**Records for the task**.
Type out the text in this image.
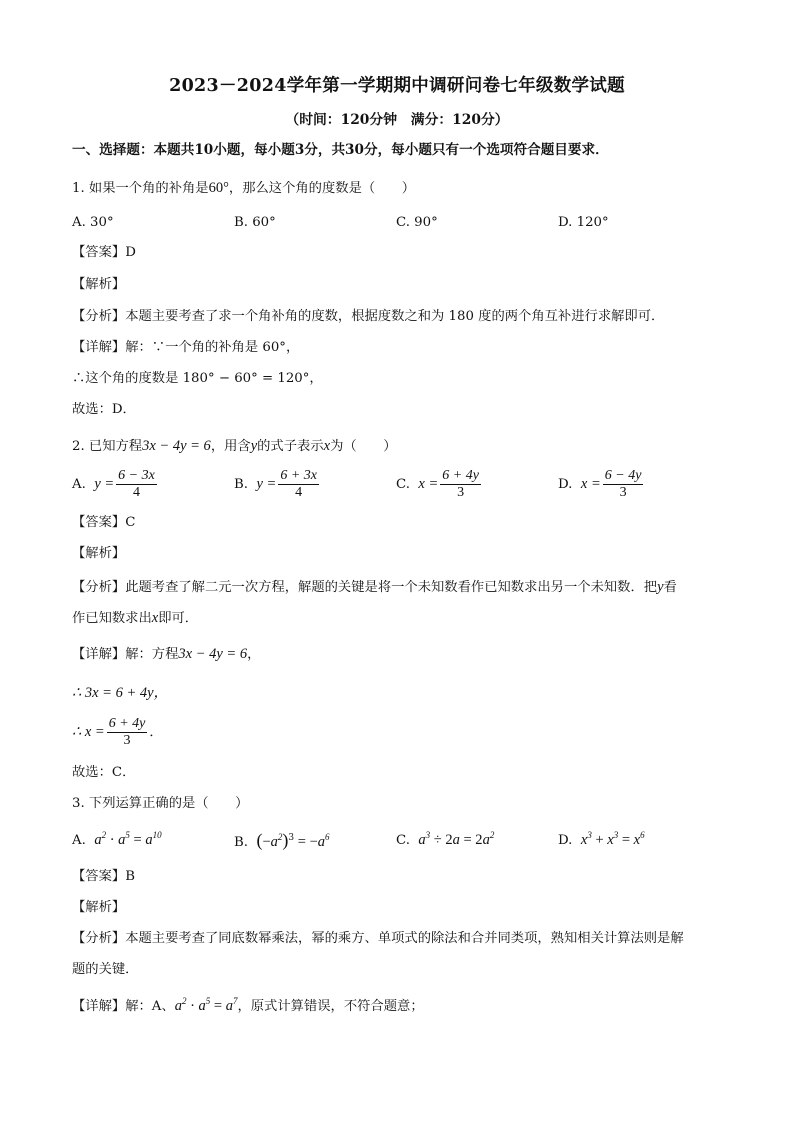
2023－2024学年第一学期期中调研问卷七年级数学试题
（时间：120分钟　满分：120分）
一、选择题：本题共10小题，每小题3分，共30分，每小题只有一个选项符合题目要求．
1. 如果一个角的补角是60°，那么这个角的度数是（　　）
A. 30°	B. 60°	C. 90°	D. 120°
【答案】D
【解析】
【分析】本题主要考查了求一个角补角的度数，根据度数之和为 180 度的两个角互补进行求解即可．
【详解】解：∵一个角的补角是 60°，
∴这个角的度数是 180° − 60° = 120°，
故选：D．
2. 已知方程3x − 4y = 6，用含y的式子表示x为（　　）
A. $y = \frac{6 - 3x}{4}$	B. $y = \frac{6 + 3x}{4}$	C. $x = \frac{6 + 4y}{3}$	D. $x = \frac{6 - 4y}{3}$
【答案】C
【解析】
【分析】此题考查了解二元一次方程，解题的关键是将一个未知数看作已知数求出另一个未知数．把y看
作已知数求出x即可．
【详解】解：方程3x − 4y = 6，
∴ 3x = 6 + 4y，
∴ $x = \frac{6 + 4y}{3}$ ．
故选：C．
3. 下列运算正确的是（　　）
A. $a^2 \cdot a^5 = a^{10}$	B. $(-a^2)^3 = -a^6$	C. $a^3 \div 2a = 2a^2$	D. $x^3 + x^3 = x^6$
【答案】B
【解析】
【分析】本题主要考查了同底数幂乘法，幂的乘方、单项式的除法和合并同类项，熟知相关计算法则是解
题的关键．
【详解】解：A、$a^2 \cdot a^5 = a^7$，原式计算错误，不符合题意；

**Task directions**. Isolate the lines above that contain the word "cdot" and copy them.

**Worked answer**.
A. $a^2 \cdot a^5 = a^{10}$	B. $(-a^2)^3 = -a^6$	C. $a^3 \div 2a = 2a^2$	D. $x^3 + x^3 = x^6$
【详解】解：A、$a^2 \cdot a^5 = a^7$，原式计算错误，不符合题意；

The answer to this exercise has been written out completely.